◆ **Texte source**
^^^^^^^^^^^^^^^^
Lumières de Roland Barthes
L’Écrivain en vacances : sur la plage
au Frac Aquitaine, Bordeaux*, du 21 mai au 29 août 2015
Roland Barthes aurait eu cent ans cette année s’il n’avait été victime d’un banal accident d’auto rue des Écoles, devant le Collège de France, le 26 mars 1980 : « insignifiant », c’est l’adjectif qu’emploie Thomas Clerc pour désigner le responsable de ce décès anticipé dans un entretien1 à propos de son recueil de nouvelles intitulé L’homme qui tua Roland Barthes. Usant d’une formule choc au fort accent cinématographique2 afin de dramatiser un épisode qui, on a tout lieu de croire, relève plus du fait divers que de l’attentat programmé, l’auteur fait ainsi d’une pierre deux coups : en faisant passer cet épisode malheureux du registre du banal à celui du sensationnel, il pointe l’importance de la « formule » dans la retransmission de l’événement. On imagine que ce procédé n’aurait pas déplu à l’auteur du Degré zéro de l’écriture qui passa une bonne partie de son existence à décortiquer les rapports de l’écriture au réel et à décrire l’immixtion de la fiction dans la représentation du quotidien.
^^^^^^^^^^^^^^^^
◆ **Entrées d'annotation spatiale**

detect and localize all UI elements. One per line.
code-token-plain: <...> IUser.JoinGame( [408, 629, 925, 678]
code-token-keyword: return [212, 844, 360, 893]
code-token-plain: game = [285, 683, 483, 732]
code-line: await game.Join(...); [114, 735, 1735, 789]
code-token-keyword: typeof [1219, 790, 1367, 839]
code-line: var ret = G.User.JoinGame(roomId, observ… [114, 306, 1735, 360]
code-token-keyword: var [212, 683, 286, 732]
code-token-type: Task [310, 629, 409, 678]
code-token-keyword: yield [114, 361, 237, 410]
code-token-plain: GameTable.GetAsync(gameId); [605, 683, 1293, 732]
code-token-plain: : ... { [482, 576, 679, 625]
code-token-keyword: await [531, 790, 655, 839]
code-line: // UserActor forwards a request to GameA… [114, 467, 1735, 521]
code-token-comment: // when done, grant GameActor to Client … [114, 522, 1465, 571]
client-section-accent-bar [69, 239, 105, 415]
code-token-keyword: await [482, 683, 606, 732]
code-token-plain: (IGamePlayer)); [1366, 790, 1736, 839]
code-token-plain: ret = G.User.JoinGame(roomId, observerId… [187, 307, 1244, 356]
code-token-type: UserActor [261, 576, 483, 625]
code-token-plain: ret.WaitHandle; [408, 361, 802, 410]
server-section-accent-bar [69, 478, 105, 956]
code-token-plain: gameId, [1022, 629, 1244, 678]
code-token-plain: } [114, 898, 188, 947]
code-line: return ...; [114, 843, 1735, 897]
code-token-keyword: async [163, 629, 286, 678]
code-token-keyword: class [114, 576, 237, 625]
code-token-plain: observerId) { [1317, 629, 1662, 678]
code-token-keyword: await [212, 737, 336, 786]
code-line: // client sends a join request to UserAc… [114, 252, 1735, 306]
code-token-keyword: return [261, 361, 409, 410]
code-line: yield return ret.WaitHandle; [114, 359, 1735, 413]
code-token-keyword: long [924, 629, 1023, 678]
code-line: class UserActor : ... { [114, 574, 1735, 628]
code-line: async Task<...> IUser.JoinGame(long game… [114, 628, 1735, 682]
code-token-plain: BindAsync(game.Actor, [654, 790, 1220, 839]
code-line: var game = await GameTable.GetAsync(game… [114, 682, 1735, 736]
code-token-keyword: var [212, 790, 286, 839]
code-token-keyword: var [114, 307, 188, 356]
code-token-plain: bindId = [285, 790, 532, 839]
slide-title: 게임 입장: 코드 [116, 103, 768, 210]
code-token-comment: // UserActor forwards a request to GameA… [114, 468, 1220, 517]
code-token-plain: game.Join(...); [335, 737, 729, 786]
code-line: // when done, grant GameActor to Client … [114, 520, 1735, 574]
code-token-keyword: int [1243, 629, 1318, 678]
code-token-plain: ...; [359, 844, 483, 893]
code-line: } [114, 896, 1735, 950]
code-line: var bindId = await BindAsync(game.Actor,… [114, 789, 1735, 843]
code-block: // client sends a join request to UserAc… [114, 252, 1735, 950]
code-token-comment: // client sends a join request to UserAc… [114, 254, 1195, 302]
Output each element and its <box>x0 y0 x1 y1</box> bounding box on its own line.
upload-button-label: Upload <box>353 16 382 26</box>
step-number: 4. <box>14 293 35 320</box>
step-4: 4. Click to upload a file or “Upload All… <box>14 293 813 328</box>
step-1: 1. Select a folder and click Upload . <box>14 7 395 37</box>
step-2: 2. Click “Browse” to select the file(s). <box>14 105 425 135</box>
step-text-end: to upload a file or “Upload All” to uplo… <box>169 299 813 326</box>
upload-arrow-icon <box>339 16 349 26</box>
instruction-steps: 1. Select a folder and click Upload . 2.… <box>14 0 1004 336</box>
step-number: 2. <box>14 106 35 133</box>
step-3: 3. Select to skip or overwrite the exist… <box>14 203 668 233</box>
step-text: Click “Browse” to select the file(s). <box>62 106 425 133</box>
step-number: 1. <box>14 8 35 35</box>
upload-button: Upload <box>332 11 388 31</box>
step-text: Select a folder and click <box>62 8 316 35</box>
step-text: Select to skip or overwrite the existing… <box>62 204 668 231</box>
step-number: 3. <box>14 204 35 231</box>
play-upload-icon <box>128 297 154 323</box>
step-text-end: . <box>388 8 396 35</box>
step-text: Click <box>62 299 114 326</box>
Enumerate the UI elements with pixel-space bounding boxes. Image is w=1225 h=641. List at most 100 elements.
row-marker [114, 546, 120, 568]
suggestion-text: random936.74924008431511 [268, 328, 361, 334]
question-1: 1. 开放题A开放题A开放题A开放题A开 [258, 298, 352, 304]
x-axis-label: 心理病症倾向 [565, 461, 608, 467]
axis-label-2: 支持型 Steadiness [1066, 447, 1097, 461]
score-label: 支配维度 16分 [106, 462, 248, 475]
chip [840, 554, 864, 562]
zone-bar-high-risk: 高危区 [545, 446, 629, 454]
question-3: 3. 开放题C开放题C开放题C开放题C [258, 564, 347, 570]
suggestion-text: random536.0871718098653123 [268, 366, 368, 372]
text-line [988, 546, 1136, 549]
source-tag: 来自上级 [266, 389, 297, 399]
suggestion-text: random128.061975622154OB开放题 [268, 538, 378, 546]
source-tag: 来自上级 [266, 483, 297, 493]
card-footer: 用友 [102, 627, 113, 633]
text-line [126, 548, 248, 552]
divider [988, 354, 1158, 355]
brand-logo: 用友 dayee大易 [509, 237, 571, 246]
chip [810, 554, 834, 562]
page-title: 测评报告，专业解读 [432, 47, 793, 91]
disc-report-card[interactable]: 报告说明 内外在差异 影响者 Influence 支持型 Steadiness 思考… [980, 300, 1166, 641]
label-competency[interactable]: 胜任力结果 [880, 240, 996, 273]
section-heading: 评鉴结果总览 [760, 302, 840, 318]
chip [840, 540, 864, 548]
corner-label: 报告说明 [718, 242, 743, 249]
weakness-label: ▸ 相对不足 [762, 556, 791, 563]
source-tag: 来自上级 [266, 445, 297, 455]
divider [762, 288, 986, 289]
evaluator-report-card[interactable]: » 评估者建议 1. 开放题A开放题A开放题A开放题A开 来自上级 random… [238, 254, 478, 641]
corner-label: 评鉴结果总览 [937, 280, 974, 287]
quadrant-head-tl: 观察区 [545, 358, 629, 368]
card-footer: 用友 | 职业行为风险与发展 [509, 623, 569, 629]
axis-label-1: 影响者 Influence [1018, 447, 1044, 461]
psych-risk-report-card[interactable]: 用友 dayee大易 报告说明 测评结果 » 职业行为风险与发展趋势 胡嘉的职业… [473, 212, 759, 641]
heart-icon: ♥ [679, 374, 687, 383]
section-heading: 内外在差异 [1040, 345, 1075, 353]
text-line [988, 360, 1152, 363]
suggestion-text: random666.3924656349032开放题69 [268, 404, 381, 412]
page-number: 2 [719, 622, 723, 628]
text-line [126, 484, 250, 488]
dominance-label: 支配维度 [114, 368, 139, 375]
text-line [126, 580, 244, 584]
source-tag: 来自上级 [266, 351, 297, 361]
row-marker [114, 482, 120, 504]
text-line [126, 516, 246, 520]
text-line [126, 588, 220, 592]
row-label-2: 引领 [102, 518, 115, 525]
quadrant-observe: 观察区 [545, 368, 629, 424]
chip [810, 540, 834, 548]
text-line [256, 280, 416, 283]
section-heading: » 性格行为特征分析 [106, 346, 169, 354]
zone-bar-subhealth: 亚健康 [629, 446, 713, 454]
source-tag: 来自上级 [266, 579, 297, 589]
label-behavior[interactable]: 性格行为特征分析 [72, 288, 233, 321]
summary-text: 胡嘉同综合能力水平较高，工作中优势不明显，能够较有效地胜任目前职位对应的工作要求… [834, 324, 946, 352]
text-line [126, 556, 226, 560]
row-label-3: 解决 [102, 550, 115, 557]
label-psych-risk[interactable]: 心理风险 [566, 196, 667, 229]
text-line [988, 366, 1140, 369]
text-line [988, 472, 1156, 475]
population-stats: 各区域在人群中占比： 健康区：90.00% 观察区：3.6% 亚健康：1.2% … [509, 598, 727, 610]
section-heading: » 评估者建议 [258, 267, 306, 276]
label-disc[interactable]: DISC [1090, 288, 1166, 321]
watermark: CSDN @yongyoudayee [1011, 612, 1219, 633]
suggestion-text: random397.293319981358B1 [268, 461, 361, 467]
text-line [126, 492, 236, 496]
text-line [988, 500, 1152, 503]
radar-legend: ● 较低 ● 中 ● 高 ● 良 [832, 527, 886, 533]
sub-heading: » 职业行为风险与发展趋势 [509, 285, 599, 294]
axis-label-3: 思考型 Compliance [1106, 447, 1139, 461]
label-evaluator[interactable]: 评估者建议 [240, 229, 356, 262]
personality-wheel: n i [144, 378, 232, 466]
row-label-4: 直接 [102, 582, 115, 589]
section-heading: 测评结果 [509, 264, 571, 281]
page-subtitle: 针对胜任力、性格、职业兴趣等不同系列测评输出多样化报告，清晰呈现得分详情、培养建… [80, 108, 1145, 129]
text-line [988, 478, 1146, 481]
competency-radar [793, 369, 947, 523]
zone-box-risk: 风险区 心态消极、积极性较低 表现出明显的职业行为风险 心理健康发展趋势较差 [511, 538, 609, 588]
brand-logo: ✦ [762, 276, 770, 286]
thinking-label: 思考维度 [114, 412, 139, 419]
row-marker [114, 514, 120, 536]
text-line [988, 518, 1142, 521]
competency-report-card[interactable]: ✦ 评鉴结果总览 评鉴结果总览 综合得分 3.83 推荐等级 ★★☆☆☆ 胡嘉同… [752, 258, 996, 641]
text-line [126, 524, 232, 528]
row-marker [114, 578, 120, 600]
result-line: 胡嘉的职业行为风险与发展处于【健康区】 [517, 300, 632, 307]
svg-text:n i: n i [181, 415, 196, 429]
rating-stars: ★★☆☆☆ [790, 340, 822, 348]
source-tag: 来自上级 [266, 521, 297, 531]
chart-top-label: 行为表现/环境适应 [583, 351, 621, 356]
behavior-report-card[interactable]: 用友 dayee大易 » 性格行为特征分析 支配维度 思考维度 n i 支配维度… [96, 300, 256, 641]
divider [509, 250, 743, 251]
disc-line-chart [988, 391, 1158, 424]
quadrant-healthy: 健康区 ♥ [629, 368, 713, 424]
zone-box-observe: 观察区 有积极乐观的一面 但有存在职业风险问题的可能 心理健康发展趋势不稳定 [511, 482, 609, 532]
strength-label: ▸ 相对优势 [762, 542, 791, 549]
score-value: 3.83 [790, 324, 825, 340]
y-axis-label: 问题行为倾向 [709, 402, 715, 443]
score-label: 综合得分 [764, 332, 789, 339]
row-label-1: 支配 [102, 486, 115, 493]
^^^^^^^^^^^^^^^^
◆ **Exercice proposé**
D'après le texte source, à quelle date et à quel endroit Roland Barthes a-t-il été victime de l'accident d'auto ?

◆ **Résultat attendu**
Le 26 mars 1980, rue des Écoles, devant le Collège de France.